■ **SHORT PROBLEM A**: Translate this sentence from the Marion Meadows article below into Spanish: "So the music pouring smoothly from Secrets belongs to one name, but it bears the teachings and inspiration of many others."
■ **SHORT PROBLEM B**: Reproduce the passage of the Marion Meadows article below, word for word, from "But make no" to "producer Bob James.".

■ **QUOTED TEXT**:
▬▬▬▬▬▬▬▬▬▬
6 p.m. Aug. 7 at Spindletop Hall, 3414 Iron Works Pike. $45, $60. (859) 255-2653.
Listen to the music of smooth-jazz saxophonist Marion Meadows and you can't help but be taken by a sound that is instantly accessible. There is the efficient lyricism of his recordings, as in his 2009 album, Secrets. There are the broad, poppish strides of his playing, as in the way his sax melodies color Jesse McGuire's trumpet work on one of Secrets' standout tracks, Let the Top Down. Most of all, there is the generally sunny disposition of an ensemble sound that is generously influenced by pop, soul and contemporary R&B.
But make no mistake. The sleek outlines of Meadows' playing reflect a serious jazz upbringing. A West Virginia native who grew up in Stamford, Conn., Meadows began classical studies at age 8 and eventually moved on to the prestigious Berklee School of Music.
There also were studies with several profound reed players, including Joe Henderson, Dave Liebman and Eddie Daniels. After working with one of the prime soul/jazz bandleaders of recent decades, Norman Connors, Meadows was discovered while playing sax in Grand Central Station by producer/composer Jay Chattaway. He, in turn, introduced Meadows to famed jazz keyboardist and producer Bob James.
So the music pouring smoothly from Secrets belongs to one name, but it bears the teachings and inspiration of many others. This weekend, Meadows showcases that learned sound when the African American Forum presents its latest smooth jazz concert at a new home, Spindletop Hall.
Dinner begins at 6 p.m. The performance starts at 8.
▬▬▬▬▬▬▬▬▬▬
■ **RECORD EXCERPTS**:
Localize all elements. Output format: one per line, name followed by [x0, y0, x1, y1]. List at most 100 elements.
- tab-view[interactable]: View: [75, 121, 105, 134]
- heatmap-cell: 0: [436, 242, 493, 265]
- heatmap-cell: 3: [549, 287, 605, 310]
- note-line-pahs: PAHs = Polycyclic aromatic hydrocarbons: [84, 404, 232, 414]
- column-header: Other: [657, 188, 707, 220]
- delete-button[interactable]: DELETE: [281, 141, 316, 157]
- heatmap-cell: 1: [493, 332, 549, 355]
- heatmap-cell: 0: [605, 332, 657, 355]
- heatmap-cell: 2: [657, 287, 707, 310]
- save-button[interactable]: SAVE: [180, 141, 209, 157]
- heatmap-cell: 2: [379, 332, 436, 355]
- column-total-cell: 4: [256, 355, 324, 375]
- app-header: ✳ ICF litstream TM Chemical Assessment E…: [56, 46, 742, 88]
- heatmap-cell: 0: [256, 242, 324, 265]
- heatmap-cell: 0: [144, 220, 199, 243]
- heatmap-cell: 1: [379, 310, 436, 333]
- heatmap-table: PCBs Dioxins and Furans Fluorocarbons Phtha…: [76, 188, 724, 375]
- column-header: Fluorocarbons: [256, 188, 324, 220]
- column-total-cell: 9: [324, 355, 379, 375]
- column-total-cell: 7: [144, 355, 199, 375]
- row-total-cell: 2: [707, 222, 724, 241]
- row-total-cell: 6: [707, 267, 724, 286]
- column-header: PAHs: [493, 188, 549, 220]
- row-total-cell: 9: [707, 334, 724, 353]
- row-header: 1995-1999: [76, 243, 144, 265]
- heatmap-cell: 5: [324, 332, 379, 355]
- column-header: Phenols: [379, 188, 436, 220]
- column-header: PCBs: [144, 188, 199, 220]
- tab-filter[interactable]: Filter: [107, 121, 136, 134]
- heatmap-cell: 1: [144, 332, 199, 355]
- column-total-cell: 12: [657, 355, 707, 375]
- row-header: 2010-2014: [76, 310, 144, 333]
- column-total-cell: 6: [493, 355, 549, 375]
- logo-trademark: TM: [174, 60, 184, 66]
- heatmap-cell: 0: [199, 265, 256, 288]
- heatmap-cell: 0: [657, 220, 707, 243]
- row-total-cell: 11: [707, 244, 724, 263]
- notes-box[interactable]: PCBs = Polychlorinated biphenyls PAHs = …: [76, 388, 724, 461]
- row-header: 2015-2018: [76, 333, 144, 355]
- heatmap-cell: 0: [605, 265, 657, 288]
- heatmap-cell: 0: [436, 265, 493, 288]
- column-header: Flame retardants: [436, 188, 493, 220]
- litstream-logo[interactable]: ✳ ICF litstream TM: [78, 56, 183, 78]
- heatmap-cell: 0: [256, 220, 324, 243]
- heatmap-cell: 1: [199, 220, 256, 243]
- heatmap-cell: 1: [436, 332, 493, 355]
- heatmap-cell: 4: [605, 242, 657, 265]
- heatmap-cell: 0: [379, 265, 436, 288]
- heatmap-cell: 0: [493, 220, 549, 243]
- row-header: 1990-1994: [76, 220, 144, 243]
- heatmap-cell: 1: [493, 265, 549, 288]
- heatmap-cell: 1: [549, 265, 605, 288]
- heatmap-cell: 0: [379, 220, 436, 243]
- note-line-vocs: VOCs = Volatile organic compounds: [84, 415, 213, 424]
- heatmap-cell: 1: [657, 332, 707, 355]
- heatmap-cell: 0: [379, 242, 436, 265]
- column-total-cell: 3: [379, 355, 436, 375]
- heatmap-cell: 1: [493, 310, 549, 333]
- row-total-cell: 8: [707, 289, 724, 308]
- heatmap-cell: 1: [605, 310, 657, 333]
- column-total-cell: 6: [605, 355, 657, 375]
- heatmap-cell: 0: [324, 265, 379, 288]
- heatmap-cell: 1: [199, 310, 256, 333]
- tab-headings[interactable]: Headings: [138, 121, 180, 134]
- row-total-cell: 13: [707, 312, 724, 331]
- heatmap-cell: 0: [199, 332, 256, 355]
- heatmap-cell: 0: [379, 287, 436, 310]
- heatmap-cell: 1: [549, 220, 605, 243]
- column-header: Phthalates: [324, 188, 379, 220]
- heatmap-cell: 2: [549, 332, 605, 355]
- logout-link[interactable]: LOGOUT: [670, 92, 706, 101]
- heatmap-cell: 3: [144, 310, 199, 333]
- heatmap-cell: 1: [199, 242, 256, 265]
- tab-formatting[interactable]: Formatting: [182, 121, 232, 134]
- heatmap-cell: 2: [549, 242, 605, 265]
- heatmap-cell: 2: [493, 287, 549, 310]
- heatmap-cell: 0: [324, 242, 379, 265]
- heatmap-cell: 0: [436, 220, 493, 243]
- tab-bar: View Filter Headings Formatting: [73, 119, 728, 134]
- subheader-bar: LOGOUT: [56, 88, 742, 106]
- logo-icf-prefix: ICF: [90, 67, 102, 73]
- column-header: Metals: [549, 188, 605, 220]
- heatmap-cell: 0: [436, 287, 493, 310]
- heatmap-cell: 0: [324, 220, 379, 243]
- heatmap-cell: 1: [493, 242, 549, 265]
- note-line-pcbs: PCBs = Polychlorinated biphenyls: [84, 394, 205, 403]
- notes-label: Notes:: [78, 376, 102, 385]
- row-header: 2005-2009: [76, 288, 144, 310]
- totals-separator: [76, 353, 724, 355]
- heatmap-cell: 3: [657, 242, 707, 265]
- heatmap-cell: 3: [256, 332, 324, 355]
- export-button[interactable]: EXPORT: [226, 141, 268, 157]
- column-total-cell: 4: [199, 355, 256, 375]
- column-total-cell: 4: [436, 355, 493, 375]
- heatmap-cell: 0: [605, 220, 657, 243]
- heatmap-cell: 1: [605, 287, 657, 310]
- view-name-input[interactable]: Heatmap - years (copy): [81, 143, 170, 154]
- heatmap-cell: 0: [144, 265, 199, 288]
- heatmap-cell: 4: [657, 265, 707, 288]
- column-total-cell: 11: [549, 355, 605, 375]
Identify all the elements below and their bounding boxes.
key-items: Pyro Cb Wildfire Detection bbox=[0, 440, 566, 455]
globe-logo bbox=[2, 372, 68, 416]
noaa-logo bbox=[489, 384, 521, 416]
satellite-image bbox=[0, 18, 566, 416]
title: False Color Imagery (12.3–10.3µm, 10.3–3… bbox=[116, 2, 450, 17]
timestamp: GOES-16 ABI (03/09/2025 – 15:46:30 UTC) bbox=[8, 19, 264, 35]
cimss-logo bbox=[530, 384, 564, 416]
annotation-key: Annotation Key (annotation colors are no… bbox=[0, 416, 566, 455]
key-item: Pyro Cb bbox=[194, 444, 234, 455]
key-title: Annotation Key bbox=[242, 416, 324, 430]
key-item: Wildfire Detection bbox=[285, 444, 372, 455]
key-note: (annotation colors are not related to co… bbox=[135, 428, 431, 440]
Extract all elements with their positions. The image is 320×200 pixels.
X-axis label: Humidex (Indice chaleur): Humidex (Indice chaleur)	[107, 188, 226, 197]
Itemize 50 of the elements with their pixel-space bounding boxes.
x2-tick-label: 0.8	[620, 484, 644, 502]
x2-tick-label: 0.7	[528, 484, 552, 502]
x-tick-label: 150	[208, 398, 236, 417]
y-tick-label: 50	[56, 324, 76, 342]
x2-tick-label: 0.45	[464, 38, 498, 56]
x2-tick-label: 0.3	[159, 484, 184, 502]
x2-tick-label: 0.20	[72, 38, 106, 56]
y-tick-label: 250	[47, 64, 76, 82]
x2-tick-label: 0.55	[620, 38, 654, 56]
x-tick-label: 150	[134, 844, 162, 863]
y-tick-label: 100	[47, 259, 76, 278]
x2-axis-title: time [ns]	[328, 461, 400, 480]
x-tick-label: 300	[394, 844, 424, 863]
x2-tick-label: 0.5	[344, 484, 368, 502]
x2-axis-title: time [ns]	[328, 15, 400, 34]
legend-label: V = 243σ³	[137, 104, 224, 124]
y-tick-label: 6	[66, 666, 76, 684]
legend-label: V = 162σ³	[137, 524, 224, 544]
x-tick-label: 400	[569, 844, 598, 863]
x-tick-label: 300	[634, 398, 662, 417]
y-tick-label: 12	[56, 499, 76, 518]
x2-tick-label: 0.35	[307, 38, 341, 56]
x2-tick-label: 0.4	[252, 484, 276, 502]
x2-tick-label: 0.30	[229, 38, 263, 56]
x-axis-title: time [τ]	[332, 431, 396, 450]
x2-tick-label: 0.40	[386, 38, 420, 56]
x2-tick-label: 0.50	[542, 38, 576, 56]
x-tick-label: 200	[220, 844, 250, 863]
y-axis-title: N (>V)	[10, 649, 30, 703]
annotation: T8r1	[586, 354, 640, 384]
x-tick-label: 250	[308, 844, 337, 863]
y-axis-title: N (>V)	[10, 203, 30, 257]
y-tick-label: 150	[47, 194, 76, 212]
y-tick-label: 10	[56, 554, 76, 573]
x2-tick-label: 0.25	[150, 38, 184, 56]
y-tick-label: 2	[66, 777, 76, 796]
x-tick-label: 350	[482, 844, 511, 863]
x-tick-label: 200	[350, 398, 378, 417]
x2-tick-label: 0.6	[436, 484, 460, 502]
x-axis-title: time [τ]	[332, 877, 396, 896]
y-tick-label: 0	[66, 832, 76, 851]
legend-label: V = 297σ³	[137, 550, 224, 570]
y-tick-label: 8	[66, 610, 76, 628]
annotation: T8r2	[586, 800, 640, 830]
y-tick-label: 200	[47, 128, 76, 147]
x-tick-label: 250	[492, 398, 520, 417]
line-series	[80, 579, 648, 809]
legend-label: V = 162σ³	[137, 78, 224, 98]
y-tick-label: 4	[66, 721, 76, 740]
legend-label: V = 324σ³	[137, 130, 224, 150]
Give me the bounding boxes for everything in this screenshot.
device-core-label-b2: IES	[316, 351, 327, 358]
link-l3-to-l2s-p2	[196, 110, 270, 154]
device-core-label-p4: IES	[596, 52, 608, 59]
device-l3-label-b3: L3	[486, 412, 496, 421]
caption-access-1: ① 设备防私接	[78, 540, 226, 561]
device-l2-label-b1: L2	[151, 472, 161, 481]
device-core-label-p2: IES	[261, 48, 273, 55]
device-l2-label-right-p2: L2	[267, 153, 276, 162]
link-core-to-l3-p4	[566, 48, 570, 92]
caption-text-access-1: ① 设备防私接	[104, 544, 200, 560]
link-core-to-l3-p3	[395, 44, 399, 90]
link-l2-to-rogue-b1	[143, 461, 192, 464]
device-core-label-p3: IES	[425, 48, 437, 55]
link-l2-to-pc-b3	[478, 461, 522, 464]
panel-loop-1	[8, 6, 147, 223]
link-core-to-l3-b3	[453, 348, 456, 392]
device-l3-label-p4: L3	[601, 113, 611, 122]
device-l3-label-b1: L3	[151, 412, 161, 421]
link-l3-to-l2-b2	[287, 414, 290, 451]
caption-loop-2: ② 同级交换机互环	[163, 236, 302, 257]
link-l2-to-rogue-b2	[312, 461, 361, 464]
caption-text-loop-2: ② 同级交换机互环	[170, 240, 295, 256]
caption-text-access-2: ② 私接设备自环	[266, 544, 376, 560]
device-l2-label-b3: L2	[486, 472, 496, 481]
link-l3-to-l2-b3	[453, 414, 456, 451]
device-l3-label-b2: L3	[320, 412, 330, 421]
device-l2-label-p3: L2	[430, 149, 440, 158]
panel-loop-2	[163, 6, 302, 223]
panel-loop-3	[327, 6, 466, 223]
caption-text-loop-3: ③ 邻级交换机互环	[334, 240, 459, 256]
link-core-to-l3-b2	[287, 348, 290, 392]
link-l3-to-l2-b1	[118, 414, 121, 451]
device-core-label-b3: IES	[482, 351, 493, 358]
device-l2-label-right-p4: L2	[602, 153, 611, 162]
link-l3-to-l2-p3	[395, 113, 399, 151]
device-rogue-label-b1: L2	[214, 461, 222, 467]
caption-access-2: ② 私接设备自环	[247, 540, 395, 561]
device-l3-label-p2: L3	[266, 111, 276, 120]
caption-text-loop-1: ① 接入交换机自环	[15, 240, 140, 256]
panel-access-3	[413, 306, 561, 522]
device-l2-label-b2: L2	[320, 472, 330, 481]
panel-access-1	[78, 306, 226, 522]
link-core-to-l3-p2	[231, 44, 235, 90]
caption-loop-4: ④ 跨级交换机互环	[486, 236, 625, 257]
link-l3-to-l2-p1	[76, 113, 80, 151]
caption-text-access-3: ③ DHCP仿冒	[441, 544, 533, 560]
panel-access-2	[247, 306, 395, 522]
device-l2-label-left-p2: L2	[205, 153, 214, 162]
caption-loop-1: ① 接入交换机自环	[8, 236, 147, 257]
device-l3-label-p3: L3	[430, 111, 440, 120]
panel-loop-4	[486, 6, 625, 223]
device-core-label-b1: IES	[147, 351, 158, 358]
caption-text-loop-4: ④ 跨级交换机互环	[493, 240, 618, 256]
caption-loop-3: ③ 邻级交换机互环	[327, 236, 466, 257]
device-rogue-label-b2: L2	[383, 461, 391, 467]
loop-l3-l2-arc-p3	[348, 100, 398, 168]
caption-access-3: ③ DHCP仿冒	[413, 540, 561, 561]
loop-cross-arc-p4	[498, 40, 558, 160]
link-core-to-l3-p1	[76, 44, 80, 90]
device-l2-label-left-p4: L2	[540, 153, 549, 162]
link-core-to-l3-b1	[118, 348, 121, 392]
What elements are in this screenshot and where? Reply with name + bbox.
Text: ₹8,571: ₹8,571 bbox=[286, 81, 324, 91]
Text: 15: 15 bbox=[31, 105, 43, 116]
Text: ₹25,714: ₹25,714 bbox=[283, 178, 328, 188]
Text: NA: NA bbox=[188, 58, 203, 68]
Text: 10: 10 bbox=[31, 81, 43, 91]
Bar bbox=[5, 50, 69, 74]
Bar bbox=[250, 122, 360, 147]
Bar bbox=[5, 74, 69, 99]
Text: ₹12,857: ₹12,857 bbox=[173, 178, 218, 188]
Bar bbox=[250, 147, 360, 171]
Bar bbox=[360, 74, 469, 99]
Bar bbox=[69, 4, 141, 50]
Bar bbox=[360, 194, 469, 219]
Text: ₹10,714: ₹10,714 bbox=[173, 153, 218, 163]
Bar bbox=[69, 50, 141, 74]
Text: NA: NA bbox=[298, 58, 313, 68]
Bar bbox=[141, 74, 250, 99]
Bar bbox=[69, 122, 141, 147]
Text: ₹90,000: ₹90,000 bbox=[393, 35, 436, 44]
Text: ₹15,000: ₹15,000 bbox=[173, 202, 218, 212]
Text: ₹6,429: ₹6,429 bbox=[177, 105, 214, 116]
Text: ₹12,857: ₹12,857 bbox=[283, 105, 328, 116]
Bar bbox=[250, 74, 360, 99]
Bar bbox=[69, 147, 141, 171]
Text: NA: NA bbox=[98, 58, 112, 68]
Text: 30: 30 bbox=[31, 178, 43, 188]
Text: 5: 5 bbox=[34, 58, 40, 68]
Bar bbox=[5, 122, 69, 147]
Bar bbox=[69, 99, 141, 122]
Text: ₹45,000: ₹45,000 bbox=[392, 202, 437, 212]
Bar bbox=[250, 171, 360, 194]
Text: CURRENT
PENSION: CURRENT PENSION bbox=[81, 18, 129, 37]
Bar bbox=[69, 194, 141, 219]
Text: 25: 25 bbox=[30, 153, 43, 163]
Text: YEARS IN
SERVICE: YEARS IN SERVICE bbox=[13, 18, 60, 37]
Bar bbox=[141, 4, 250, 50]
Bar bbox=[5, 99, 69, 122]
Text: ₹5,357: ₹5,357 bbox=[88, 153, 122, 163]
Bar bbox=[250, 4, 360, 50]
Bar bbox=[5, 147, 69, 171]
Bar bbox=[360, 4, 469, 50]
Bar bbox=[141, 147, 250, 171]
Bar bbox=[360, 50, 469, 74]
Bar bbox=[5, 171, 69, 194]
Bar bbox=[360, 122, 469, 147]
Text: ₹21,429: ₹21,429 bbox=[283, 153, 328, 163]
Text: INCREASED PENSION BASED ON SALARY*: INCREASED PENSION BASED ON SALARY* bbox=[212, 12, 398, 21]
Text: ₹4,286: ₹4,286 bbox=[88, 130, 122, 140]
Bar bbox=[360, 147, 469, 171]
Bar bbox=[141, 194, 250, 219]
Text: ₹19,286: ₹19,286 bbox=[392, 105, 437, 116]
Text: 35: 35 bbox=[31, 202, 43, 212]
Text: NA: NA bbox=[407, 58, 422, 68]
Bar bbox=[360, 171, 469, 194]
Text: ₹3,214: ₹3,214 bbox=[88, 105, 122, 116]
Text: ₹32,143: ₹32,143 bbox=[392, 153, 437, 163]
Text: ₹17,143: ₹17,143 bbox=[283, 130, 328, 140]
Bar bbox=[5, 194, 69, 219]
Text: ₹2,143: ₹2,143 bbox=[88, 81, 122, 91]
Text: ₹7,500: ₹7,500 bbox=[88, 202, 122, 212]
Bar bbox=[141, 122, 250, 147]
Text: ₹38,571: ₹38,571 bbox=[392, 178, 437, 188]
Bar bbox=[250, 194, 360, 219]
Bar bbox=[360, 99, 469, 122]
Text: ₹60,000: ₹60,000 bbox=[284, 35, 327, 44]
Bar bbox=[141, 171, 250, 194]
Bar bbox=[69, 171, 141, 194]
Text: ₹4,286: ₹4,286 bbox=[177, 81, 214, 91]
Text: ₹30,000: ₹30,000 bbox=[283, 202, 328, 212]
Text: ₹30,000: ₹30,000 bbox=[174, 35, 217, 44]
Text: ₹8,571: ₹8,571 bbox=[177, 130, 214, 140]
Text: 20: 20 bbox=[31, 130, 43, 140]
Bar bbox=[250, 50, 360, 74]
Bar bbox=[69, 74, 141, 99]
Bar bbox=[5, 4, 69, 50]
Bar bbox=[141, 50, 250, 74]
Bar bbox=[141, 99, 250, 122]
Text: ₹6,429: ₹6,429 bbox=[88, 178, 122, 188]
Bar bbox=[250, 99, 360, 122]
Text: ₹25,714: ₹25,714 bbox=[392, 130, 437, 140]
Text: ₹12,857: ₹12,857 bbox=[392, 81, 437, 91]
▬▬▬▬▬▬▬▬▬▬
■ **COMPLETE ANSWER A**: Así que la música que fluye con suavidad de Secrets pertenece a un solo nombre, pero lleva las enseñanzas y la inspiración de muchos otros.

■ **COMPLETE ANSWER B**:
But make no mistake. The sleek outlines of Meadows' playing reflect a serious jazz upbringing. A West Virginia native who grew up in Stamford, Conn., Meadows began classical studies at age 8 and eventually moved on to the prestigious Berklee School of Music.
There also were studies with several profound reed players, including Joe Henderson, Dave Liebman and Eddie Daniels. After working with one of the prime soul/jazz bandleaders of recent decades, Norman Connors, Meadows was discovered while playing sax in Grand Central Station by producer/composer Jay Chattaway. He, in turn, introduced Meadows to famed jazz keyboardist and producer Bob James.